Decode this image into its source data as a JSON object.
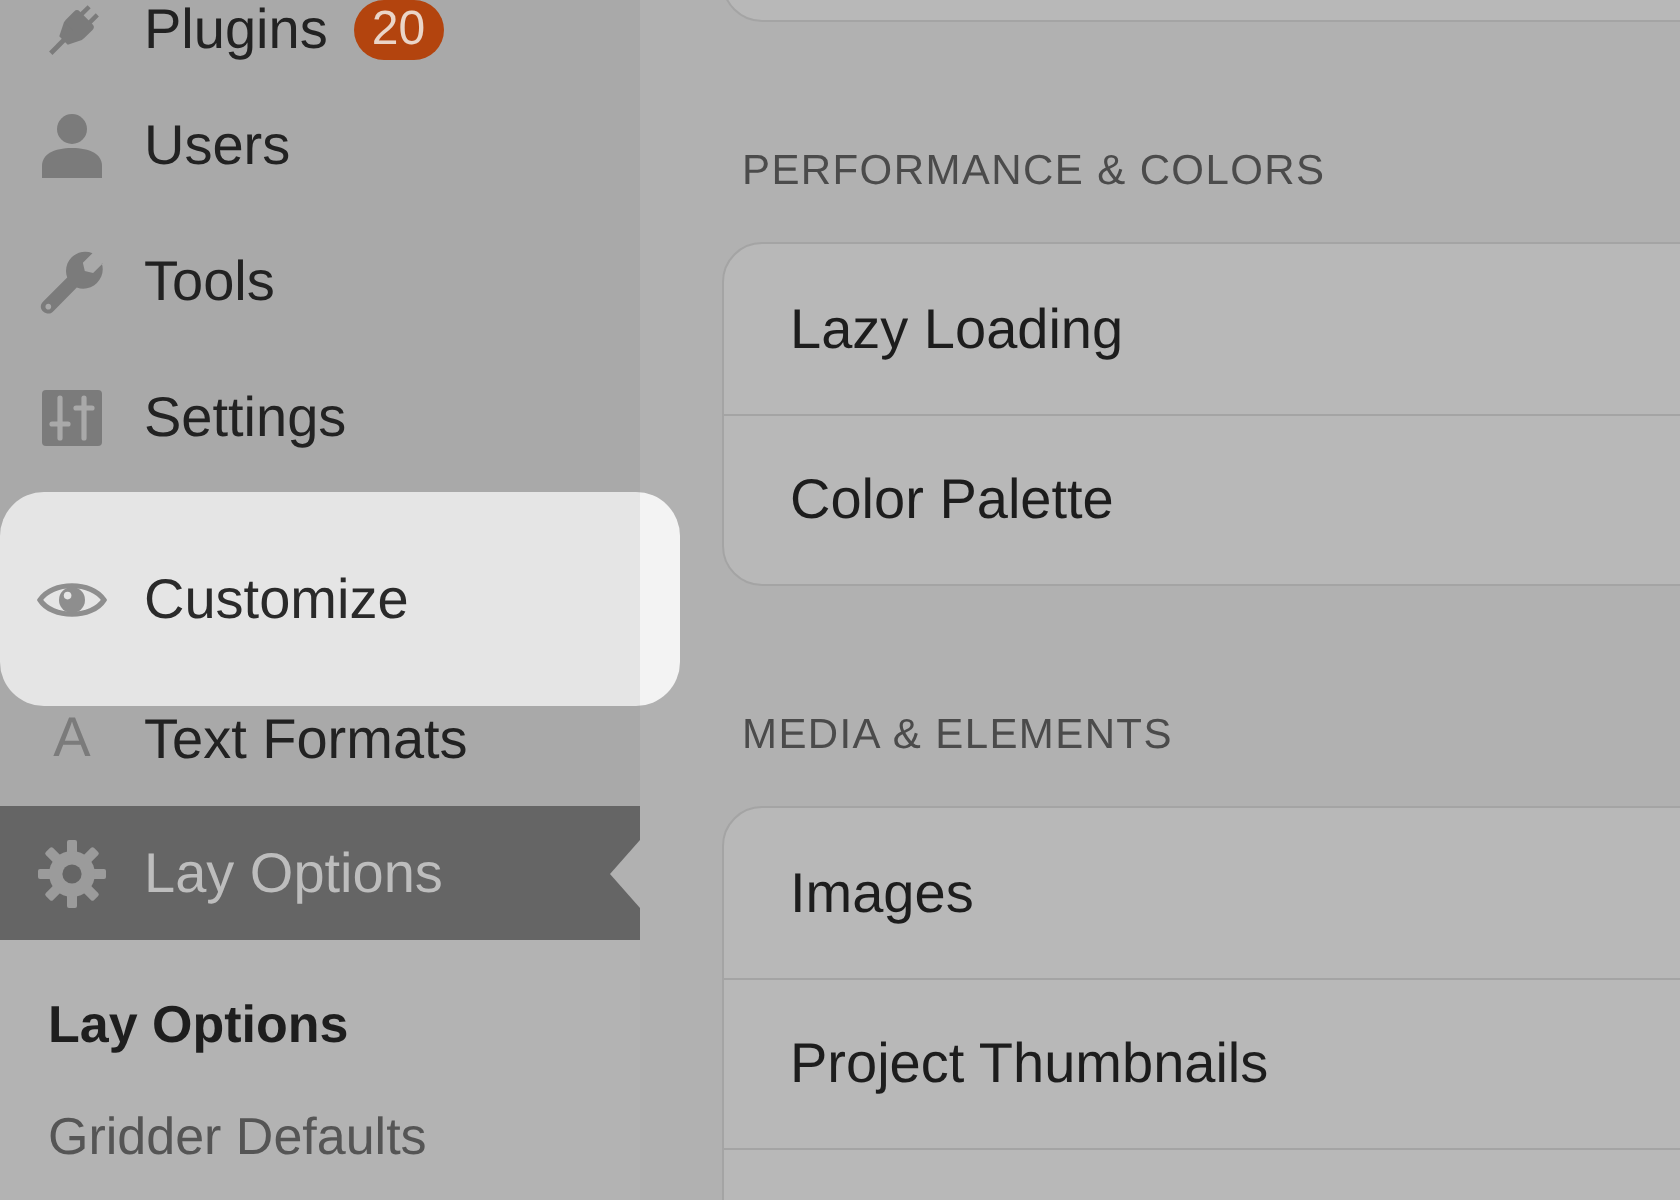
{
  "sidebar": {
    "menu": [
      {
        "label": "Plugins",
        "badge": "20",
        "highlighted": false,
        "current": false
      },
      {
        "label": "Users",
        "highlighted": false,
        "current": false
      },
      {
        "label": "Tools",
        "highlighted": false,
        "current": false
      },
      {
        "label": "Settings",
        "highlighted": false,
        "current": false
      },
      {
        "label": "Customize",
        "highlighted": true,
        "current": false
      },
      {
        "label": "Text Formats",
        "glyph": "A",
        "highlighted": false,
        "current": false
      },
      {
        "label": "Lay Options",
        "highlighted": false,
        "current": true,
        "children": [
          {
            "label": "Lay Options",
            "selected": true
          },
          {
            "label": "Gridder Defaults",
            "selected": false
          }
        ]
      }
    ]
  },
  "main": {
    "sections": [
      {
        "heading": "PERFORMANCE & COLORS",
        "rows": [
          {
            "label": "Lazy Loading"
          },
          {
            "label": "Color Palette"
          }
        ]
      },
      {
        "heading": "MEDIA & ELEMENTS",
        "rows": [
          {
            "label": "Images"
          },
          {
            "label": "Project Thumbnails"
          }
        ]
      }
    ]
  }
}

- What to work on
Set down all the data again exactly as above, pictures excluded.

- Exercise output
Decode this image into its source data as a JSON object.
{
  "sidebar": {
    "menu": [
      {
        "label": "Plugins",
        "badge": "20",
        "highlighted": false,
        "current": false
      },
      {
        "label": "Users",
        "highlighted": false,
        "current": false
      },
      {
        "label": "Tools",
        "highlighted": false,
        "current": false
      },
      {
        "label": "Settings",
        "highlighted": false,
        "current": false
      },
      {
        "label": "Customize",
        "highlighted": true,
        "current": false
      },
      {
        "label": "Text Formats",
        "glyph": "A",
        "highlighted": false,
        "current": false
      },
      {
        "label": "Lay Options",
        "highlighted": false,
        "current": true,
        "children": [
          {
            "label": "Lay Options",
            "selected": true
          },
          {
            "label": "Gridder Defaults",
            "selected": false
          }
        ]
      }
    ]
  },
  "main": {
    "sections": [
      {
        "heading": "PERFORMANCE & COLORS",
        "rows": [
          {
            "label": "Lazy Loading"
          },
          {
            "label": "Color Palette"
          }
        ]
      },
      {
        "heading": "MEDIA & ELEMENTS",
        "rows": [
          {
            "label": "Images"
          },
          {
            "label": "Project Thumbnails"
          }
        ]
      }
    ]
  }
}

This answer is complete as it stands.